Dataset records of document pages

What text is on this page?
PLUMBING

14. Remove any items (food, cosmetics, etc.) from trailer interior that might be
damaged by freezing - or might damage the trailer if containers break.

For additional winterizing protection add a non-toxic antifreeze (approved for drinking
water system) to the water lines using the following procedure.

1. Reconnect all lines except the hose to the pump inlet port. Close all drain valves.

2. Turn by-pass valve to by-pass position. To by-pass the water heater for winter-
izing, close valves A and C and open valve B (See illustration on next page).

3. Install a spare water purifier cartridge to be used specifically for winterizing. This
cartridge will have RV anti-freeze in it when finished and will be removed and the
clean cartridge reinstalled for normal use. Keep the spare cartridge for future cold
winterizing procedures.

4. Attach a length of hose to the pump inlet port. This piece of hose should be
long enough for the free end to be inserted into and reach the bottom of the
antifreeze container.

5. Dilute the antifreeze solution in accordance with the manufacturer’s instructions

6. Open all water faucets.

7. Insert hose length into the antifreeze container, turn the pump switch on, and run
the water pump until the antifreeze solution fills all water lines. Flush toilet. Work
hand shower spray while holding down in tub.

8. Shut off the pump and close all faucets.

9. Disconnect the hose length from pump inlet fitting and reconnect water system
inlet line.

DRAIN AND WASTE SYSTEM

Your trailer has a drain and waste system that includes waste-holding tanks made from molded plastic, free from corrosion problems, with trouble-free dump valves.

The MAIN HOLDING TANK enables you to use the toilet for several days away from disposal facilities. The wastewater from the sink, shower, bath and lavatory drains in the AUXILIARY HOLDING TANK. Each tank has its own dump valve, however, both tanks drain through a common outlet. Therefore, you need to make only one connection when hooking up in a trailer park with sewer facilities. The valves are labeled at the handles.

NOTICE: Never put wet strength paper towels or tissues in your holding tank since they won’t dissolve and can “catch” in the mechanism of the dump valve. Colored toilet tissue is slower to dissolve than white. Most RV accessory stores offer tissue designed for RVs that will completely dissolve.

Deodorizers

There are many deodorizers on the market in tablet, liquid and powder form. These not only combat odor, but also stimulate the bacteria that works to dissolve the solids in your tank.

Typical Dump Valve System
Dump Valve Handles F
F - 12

AIM OF THE EXERCISE → Whenever the word "inlet" shows up in a line of the entries, copy that line.

ANSWER TO THE EXERCISE →
1. Reconnect all lines except the hose to the pump inlet port. Close all drain valves.
4. Attach a length of hose to the pump inlet port. This piece of hose should be
9. Disconnect the hose length from pump inlet fitting and reconnect water system
inlet line.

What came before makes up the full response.